* ACTIVITY *
Nothing is to be altered. Print each record in full.

╔══

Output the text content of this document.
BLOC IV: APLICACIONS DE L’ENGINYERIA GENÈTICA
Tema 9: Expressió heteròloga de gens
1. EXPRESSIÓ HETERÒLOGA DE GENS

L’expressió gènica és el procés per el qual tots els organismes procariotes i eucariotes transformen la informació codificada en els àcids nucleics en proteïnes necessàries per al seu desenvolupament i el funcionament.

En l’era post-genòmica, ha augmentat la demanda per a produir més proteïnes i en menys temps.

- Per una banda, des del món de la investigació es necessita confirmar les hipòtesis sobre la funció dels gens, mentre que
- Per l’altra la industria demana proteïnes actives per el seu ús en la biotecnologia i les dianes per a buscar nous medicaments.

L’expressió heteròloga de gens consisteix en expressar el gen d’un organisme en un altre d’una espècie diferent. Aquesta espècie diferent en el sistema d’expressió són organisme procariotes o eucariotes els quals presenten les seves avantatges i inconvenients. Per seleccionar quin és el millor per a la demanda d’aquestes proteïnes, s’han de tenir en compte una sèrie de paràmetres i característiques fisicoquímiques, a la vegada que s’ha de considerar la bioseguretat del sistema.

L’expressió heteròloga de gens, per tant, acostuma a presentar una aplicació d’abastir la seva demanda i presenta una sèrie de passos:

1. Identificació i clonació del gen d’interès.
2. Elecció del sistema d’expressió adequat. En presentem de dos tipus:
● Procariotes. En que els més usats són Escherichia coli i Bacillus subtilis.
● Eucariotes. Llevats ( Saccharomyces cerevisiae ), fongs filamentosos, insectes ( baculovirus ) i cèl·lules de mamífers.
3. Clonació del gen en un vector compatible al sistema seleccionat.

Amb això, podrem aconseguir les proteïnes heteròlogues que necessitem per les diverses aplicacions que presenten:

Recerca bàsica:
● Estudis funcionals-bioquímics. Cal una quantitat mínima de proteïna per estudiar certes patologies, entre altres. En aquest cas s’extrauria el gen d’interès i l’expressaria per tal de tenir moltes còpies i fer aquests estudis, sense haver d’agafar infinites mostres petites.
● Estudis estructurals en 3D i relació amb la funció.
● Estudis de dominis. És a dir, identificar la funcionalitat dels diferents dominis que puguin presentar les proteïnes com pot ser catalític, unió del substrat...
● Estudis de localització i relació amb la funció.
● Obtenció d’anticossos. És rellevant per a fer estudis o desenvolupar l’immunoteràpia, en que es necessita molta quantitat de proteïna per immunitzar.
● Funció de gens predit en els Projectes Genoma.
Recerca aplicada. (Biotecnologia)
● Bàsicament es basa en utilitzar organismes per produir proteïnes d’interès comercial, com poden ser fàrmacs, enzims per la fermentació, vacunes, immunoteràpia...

╚══

* ANSWER SPACE *
Output the text content of this document.
BLOC IV: APLICACIONS DE L’ENGINYERIA GENÈTICA
Tema 9: Expressió heteròloga de gens
1. EXPRESSIÓ HETERÒLOGA DE GENS

L’expressió gènica és el procés per el qual tots els organismes procariotes i eucariotes transformen la informació codificada en els àcids nucleics en proteïnes necessàries per al seu desenvolupament i el funcionament.

En l’era post-genòmica, ha augmentat la demanda per a produir més proteïnes i en menys temps.

- Per una banda, des del món de la investigació es necessita confirmar les hipòtesis sobre la funció dels gens, mentre que
- Per l’altra la industria demana proteïnes actives per el seu ús en la biotecnologia i les dianes per a buscar nous medicaments.

L’expressió heteròloga de gens consisteix en expressar el gen d’un organisme en un altre d’una espècie diferent. Aquesta espècie diferent en el sistema d’expressió són organisme procariotes o eucariotes els quals presenten les seves avantatges i inconvenients. Per seleccionar quin és el millor per a la demanda d’aquestes proteïnes, s’han de tenir en compte una sèrie de paràmetres i característiques fisicoquímiques, a la vegada que s’ha de considerar la bioseguretat del sistema.

L’expressió heteròloga de gens, per tant, acostuma a presentar una aplicació d’abastir la seva demanda i presenta una sèrie de passos:

1. Identificació i clonació del gen d’interès.
2. Elecció del sistema d’expressió adequat. En presentem de dos tipus:
● Procariotes. En que els més usats són Escherichia coli i Bacillus subtilis.
● Eucariotes. Llevats ( Saccharomyces cerevisiae ), fongs filamentosos, insectes ( baculovirus ) i cèl·lules de mamífers.
3. Clonació del gen en un vector compatible al sistema seleccionat.

Amb això, podrem aconseguir les proteïnes heteròlogues que necessitem per les diverses aplicacions que presenten:

Recerca bàsica:
● Estudis funcionals-bioquímics. Cal una quantitat mínima de proteïna per estudiar certes patologies, entre altres. En aquest cas s’extrauria el gen d’interès i l’expressaria per tal de tenir moltes còpies i fer aquests estudis, sense haver d’agafar infinites mostres petites.
● Estudis estructurals en 3D i relació amb la funció.
● Estudis de dominis. És a dir, identificar la funcionalitat dels diferents dominis que puguin presentar les proteïnes com pot ser catalític, unió del substrat...
● Estudis de localització i relació amb la funció.
● Obtenció d’anticossos. És rellevant per a fer estudis o desenvolupar l’immunoteràpia, en que es necessita molta quantitat de proteïna per immunitzar.
● Funció de gens predit en els Projectes Genoma.
Recerca aplicada. (Biotecnologia)
● Bàsicament es basa en utilitzar organismes per produir proteïnes d’interès comercial, com poden ser fàrmacs, enzims per la fermentació, vacunes, immunoteràpia...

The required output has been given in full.